▶ **Exercise prompt**
Pictures in the data below are not part of the copy; transcribe everything else exactly.

▶ **Material provided**
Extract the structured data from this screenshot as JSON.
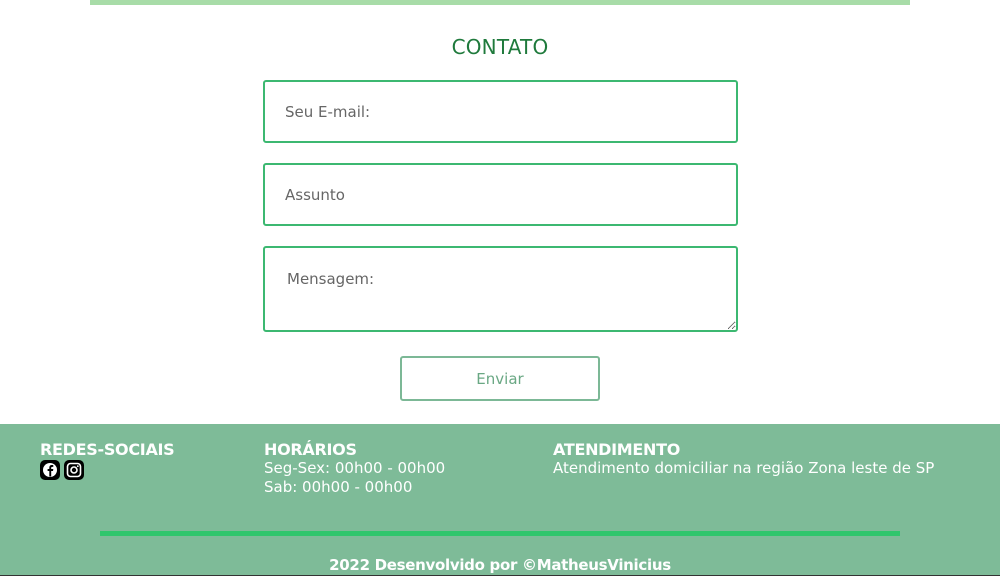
{
  "contact": {
    "title": "CONTATO",
    "email_placeholder": "Seu E-mail:",
    "subject_placeholder": "Assunto",
    "message_placeholder": "Mensagem:",
    "send_label": "Enviar"
  },
  "footer": {
    "social": {
      "heading": "REDES-SOCIAIS",
      "icons": [
        "facebook-icon",
        "instagram-icon"
      ]
    },
    "hours": {
      "heading": "HORÁRIOS",
      "weekdays": "Seg-Sex: 00h00 - 00h00",
      "saturday": "Sab: 00h00 - 00h00"
    },
    "service": {
      "heading": "ATENDIMENTO",
      "text": "Atendimento domiciliar na região Zona leste de SP"
    },
    "copyright": "2022 Desenvolvido por ©MatheusVinicius"
  },
  "colors": {
    "accent_green": "#3cb871",
    "title_green": "#1f7a3c",
    "footer_bg": "#7ebb98",
    "divider_green": "#2fc66c",
    "top_bar": "#a8dca8"
  }
}
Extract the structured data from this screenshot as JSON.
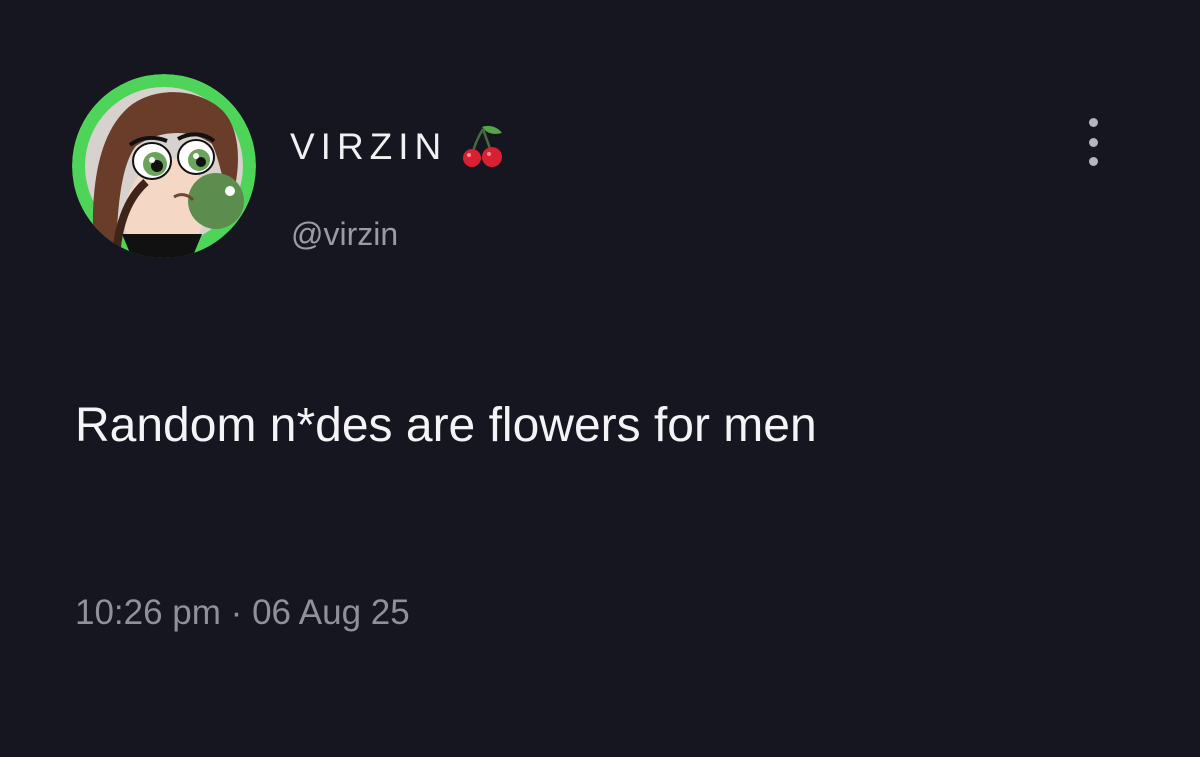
{
  "post": {
    "author": {
      "display_name": "VIRZIN",
      "name_emoji_icon": "cherry-icon",
      "handle": "@virzin",
      "avatar_icon": "cartoon-girl-avatar",
      "avatar_ring_color": "#4fd45a"
    },
    "menu_icon": "more-options-icon",
    "text": "Random n*des are flowers for men",
    "time": "10:26 pm",
    "separator": "·",
    "date": "06 Aug 25"
  },
  "theme": {
    "background": "#15161f",
    "primary_text": "#f4f4f6",
    "secondary_text": "#8f9098"
  }
}
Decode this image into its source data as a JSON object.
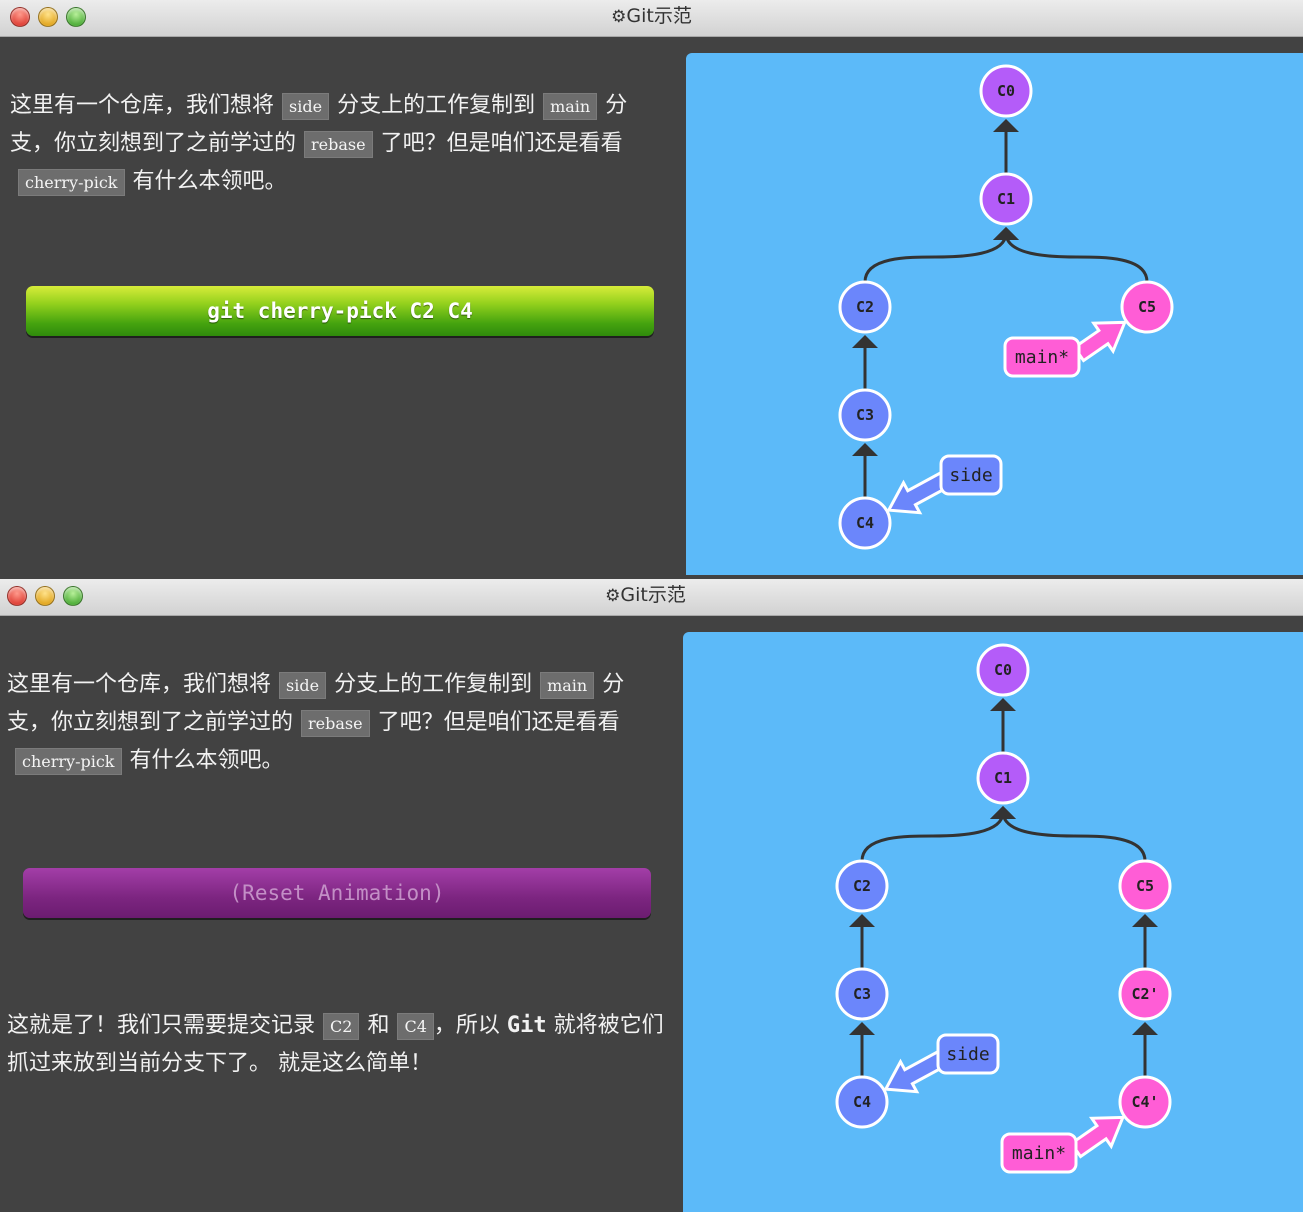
{
  "app_title": "Git示范",
  "colors": {
    "viz_background": "#5cbaf9",
    "main_branch": "#ff5dd6",
    "side_branch": "#6b86fb",
    "base_commits": "#b45cf9",
    "run_button": "#6bc514",
    "reset_button": "#8c2f91"
  },
  "icons": {
    "settings": "gear-icon"
  },
  "intro": {
    "t1": "这里有一个仓库，我们想将",
    "c1": "side",
    "t2": "分支上的工作复制到",
    "c2": "main",
    "t3": "分支，你立刻想到了之前学过的",
    "c3": "rebase",
    "t4": "了吧？但是咱们还是看看",
    "c4": "cherry-pick",
    "t5": "有什么本领吧。"
  },
  "command_button": {
    "label": "git cherry-pick C2 C4"
  },
  "reset_button": {
    "label": "(Reset Animation)"
  },
  "outro": {
    "t1": "这就是了！我们只需要提交记录",
    "c1": "C2",
    "t2": "和",
    "c2": "C4",
    "t3": "，所以",
    "b1": "Git",
    "t4": "就将被它们抓过来放到当前分支下了。 就是这么简单！"
  },
  "before_graph": {
    "commits": [
      {
        "id": "C0",
        "branch": "base"
      },
      {
        "id": "C1",
        "branch": "base"
      },
      {
        "id": "C2",
        "branch": "side"
      },
      {
        "id": "C3",
        "branch": "side"
      },
      {
        "id": "C4",
        "branch": "side"
      },
      {
        "id": "C5",
        "branch": "main"
      }
    ],
    "edges": [
      [
        "C1",
        "C0"
      ],
      [
        "C2",
        "C1"
      ],
      [
        "C5",
        "C1"
      ],
      [
        "C3",
        "C2"
      ],
      [
        "C4",
        "C3"
      ]
    ],
    "branches": [
      {
        "label": "main*",
        "target": "C5",
        "color": "main"
      },
      {
        "label": "side",
        "target": "C4",
        "color": "side"
      }
    ]
  },
  "after_graph": {
    "commits": [
      {
        "id": "C0",
        "branch": "base"
      },
      {
        "id": "C1",
        "branch": "base"
      },
      {
        "id": "C2",
        "branch": "side"
      },
      {
        "id": "C3",
        "branch": "side"
      },
      {
        "id": "C4",
        "branch": "side"
      },
      {
        "id": "C5",
        "branch": "main"
      },
      {
        "id": "C2'",
        "branch": "main"
      },
      {
        "id": "C4'",
        "branch": "main"
      }
    ],
    "edges": [
      [
        "C1",
        "C0"
      ],
      [
        "C2",
        "C1"
      ],
      [
        "C5",
        "C1"
      ],
      [
        "C3",
        "C2"
      ],
      [
        "C4",
        "C3"
      ],
      [
        "C2'",
        "C5"
      ],
      [
        "C4'",
        "C2'"
      ]
    ],
    "branches": [
      {
        "label": "main*",
        "target": "C4'",
        "color": "main"
      },
      {
        "label": "side",
        "target": "C4",
        "color": "side"
      }
    ]
  }
}
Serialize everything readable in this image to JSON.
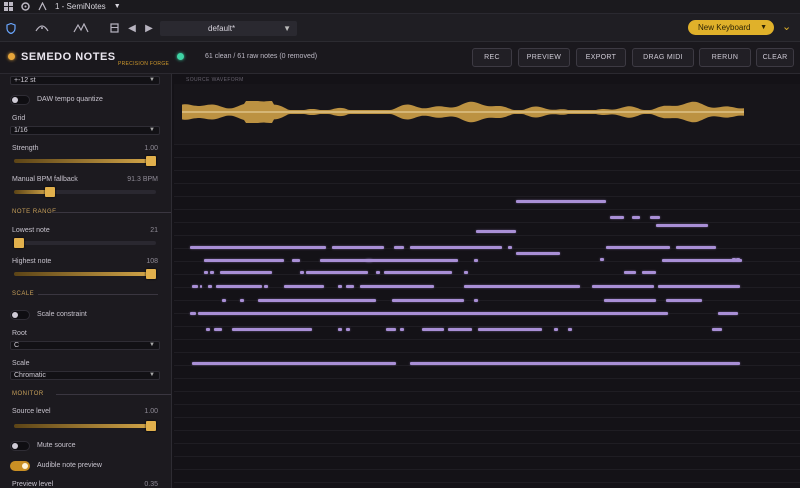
{
  "host": {
    "title": "1 - SemiNotes",
    "preset": "default*",
    "keyboard_button": "New Keyboard"
  },
  "plugin": {
    "title": "SEMEDO NOTES",
    "subtitle": "PRECISION FORGE",
    "status": "61 clean / 61 raw notes (0 removed)",
    "buttons": [
      "REC",
      "PREVIEW",
      "EXPORT",
      "DRAG MIDI",
      "RERUN",
      "CLEAR"
    ]
  },
  "sidebar": {
    "top_select": "+-12 st",
    "daw_tempo": {
      "label": "DAW tempo quantize",
      "on": false
    },
    "grid": {
      "label": "Grid",
      "value": "1/16"
    },
    "strength": {
      "label": "Strength",
      "value": "1.00",
      "level": 1.0
    },
    "manual_bpm": {
      "label": "Manual BPM fallback",
      "value": "91.3 BPM",
      "level": 0.25
    },
    "note_range_section": "NOTE RANGE",
    "lowest_note": {
      "label": "Lowest note",
      "value": "21",
      "level": 0.0
    },
    "highest_note": {
      "label": "Highest note",
      "value": "108",
      "level": 1.0
    },
    "scale_section": "SCALE",
    "scale_constraint": {
      "label": "Scale constraint",
      "on": false
    },
    "root": {
      "label": "Root",
      "value": "C"
    },
    "scale": {
      "label": "Scale",
      "value": "Chromatic"
    },
    "monitor_section": "MONITOR",
    "source_level": {
      "label": "Source level",
      "value": "1.00",
      "level": 1.0
    },
    "mute_source": {
      "label": "Mute source",
      "on": false
    },
    "audible_preview": {
      "label": "Audible note preview",
      "on": true
    },
    "preview_level": {
      "label": "Preview level",
      "value": "0.35"
    }
  },
  "editor": {
    "waveform_label": "SOURCE WAVEFORM"
  },
  "colors": {
    "accent": "#e0b12a",
    "note": "#a98fd6",
    "waveform": "#d9a84a",
    "led": "#3fd3a5"
  }
}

▶ **Exercise response**
Extract the structured data from this screenshot as JSON.
{
  "contact": {
    "title": "CONTATO",
    "email_placeholder": "Seu E-mail:",
    "subject_placeholder": "Assunto",
    "message_placeholder": "Mensagem:",
    "send_label": "Enviar"
  },
  "footer": {
    "social": {
      "heading": "REDES-SOCIAIS",
      "icons": [
        "facebook-icon",
        "instagram-icon"
      ]
    },
    "hours": {
      "heading": "HORÁRIOS",
      "weekdays": "Seg-Sex: 00h00 - 00h00",
      "saturday": "Sab: 00h00 - 00h00"
    },
    "service": {
      "heading": "ATENDIMENTO",
      "text": "Atendimento domiciliar na região Zona leste de SP"
    },
    "copyright": "2022 Desenvolvido por ©MatheusVinicius"
  },
  "colors": {
    "accent_green": "#3cb871",
    "title_green": "#1f7a3c",
    "footer_bg": "#7ebb98",
    "divider_green": "#2fc66c",
    "top_bar": "#a8dca8"
  }
}
Extract the structured data from this screenshot as JSON.
{
  "post": {
    "author": {
      "display_name": "VIRZIN",
      "name_emoji_icon": "cherry-icon",
      "handle": "@virzin",
      "avatar_icon": "cartoon-girl-avatar",
      "avatar_ring_color": "#4fd45a"
    },
    "menu_icon": "more-options-icon",
    "text": "Random n*des are flowers for men",
    "time": "10:26 pm",
    "separator": "·",
    "date": "06 Aug 25"
  },
  "theme": {
    "background": "#15161f",
    "primary_text": "#f4f4f6",
    "secondary_text": "#8f9098"
  }
}
Decode this image into its source data as a JSON object.
{
  "app_title": "Git示范",
  "colors": {
    "viz_background": "#5cbaf9",
    "main_branch": "#ff5dd6",
    "side_branch": "#6b86fb",
    "base_commits": "#b45cf9",
    "run_button": "#6bc514",
    "reset_button": "#8c2f91"
  },
  "icons": {
    "settings": "gear-icon"
  },
  "intro": {
    "t1": "这里有一个仓库，我们想将",
    "c1": "side",
    "t2": "分支上的工作复制到",
    "c2": "main",
    "t3": "分支，你立刻想到了之前学过的",
    "c3": "rebase",
    "t4": "了吧？但是咱们还是看看",
    "c4": "cherry-pick",
    "t5": "有什么本领吧。"
  },
  "command_button": {
    "label": "git cherry-pick C2 C4"
  },
  "reset_button": {
    "label": "(Reset Animation)"
  },
  "outro": {
    "t1": "这就是了！我们只需要提交记录",
    "c1": "C2",
    "t2": "和",
    "c2": "C4",
    "t3": "，所以",
    "b1": "Git",
    "t4": "就将被它们抓过来放到当前分支下了。 就是这么简单！"
  },
  "before_graph": {
    "commits": [
      {
        "id": "C0",
        "branch": "base"
      },
      {
        "id": "C1",
        "branch": "base"
      },
      {
        "id": "C2",
        "branch": "side"
      },
      {
        "id": "C3",
        "branch": "side"
      },
      {
        "id": "C4",
        "branch": "side"
      },
      {
        "id": "C5",
        "branch": "main"
      }
    ],
    "edges": [
      [
        "C1",
        "C0"
      ],
      [
        "C2",
        "C1"
      ],
      [
        "C5",
        "C1"
      ],
      [
        "C3",
        "C2"
      ],
      [
        "C4",
        "C3"
      ]
    ],
    "branches": [
      {
        "label": "main*",
        "target": "C5",
        "color": "main"
      },
      {
        "label": "side",
        "target": "C4",
        "color": "side"
      }
    ]
  },
  "after_graph": {
    "commits": [
      {
        "id": "C0",
        "branch": "base"
      },
      {
        "id": "C1",
        "branch": "base"
      },
      {
        "id": "C2",
        "branch": "side"
      },
      {
        "id": "C3",
        "branch": "side"
      },
      {
        "id": "C4",
        "branch": "side"
      },
      {
        "id": "C5",
        "branch": "main"
      },
      {
        "id": "C2'",
        "branch": "main"
      },
      {
        "id": "C4'",
        "branch": "main"
      }
    ],
    "edges": [
      [
        "C1",
        "C0"
      ],
      [
        "C2",
        "C1"
      ],
      [
        "C5",
        "C1"
      ],
      [
        "C3",
        "C2"
      ],
      [
        "C4",
        "C3"
      ],
      [
        "C2'",
        "C5"
      ],
      [
        "C4'",
        "C2'"
      ]
    ],
    "branches": [
      {
        "label": "main*",
        "target": "C4'",
        "color": "main"
      },
      {
        "label": "side",
        "target": "C4",
        "color": "side"
      }
    ]
  }
}
Serialize everything readable in this image to JSON.
{
  "host": {
    "title": "1 - SemiNotes",
    "preset": "default*",
    "keyboard_button": "New Keyboard"
  },
  "plugin": {
    "title": "SEMEDO NOTES",
    "subtitle": "PRECISION FORGE",
    "status": "61 clean / 61 raw notes (0 removed)",
    "buttons": [
      "REC",
      "PREVIEW",
      "EXPORT",
      "DRAG MIDI",
      "RERUN",
      "CLEAR"
    ]
  },
  "sidebar": {
    "top_select": "+-12 st",
    "daw_tempo": {
      "label": "DAW tempo quantize",
      "on": false
    },
    "grid": {
      "label": "Grid",
      "value": "1/16"
    },
    "strength": {
      "label": "Strength",
      "value": "1.00",
      "level": 1.0
    },
    "manual_bpm": {
      "label": "Manual BPM fallback",
      "value": "91.3 BPM",
      "level": 0.25
    },
    "note_range_section": "NOTE RANGE",
    "lowest_note": {
      "label": "Lowest note",
      "value": "21",
      "level": 0.0
    },
    "highest_note": {
      "label": "Highest note",
      "value": "108",
      "level": 1.0
    },
    "scale_section": "SCALE",
    "scale_constraint": {
      "label": "Scale constraint",
      "on": false
    },
    "root": {
      "label": "Root",
      "value": "C"
    },
    "scale": {
      "label": "Scale",
      "value": "Chromatic"
    },
    "monitor_section": "MONITOR",
    "source_level": {
      "label": "Source level",
      "value": "1.00",
      "level": 1.0
    },
    "mute_source": {
      "label": "Mute source",
      "on": false
    },
    "audible_preview": {
      "label": "Audible note preview",
      "on": true
    },
    "preview_level": {
      "label": "Preview level",
      "value": "0.35"
    }
  },
  "editor": {
    "waveform_label": "SOURCE WAVEFORM"
  },
  "colors": {
    "accent": "#e0b12a",
    "note": "#a98fd6",
    "waveform": "#d9a84a",
    "led": "#3fd3a5"
  }
}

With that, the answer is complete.